▶ **Instructions to follow**
Return all of the entries exactly, with nothing added or left out.

━━━━━ Stored data ━━━━━

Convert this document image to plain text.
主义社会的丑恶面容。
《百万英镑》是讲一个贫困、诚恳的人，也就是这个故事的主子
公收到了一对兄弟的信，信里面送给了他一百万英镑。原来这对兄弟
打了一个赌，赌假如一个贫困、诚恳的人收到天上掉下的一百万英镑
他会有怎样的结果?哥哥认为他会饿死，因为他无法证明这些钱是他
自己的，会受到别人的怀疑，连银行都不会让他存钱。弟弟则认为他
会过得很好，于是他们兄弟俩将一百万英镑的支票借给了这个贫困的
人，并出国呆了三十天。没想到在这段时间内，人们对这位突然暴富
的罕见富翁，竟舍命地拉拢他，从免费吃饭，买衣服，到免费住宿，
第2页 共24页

━━━━━

▶ **Response to the task**
Convert this document image to plain text.
主义社会的丑恶面容。
《百万英镑》是讲一个贫困、诚恳的人，也就是这个故事的主子
公收到了一对兄弟的信，信里面送给了他一百万英镑。原来这对兄弟
打了一个赌，赌假如一个贫困、诚恳的人收到天上掉下的一百万英镑
他会有怎样的结果?哥哥认为他会饿死，因为他无法证明这些钱是他
自己的，会受到别人的怀疑，连银行都不会让他存钱。弟弟则认为他
会过得很好，于是他们兄弟俩将一百万英镑的支票借给了这个贫困的
人，并出国呆了三十天。没想到在这段时间内，人们对这位突然暴富
的罕见富翁，竟舍命地拉拢他，从免费吃饭，买衣服，到免费住宿，
第2页 共24页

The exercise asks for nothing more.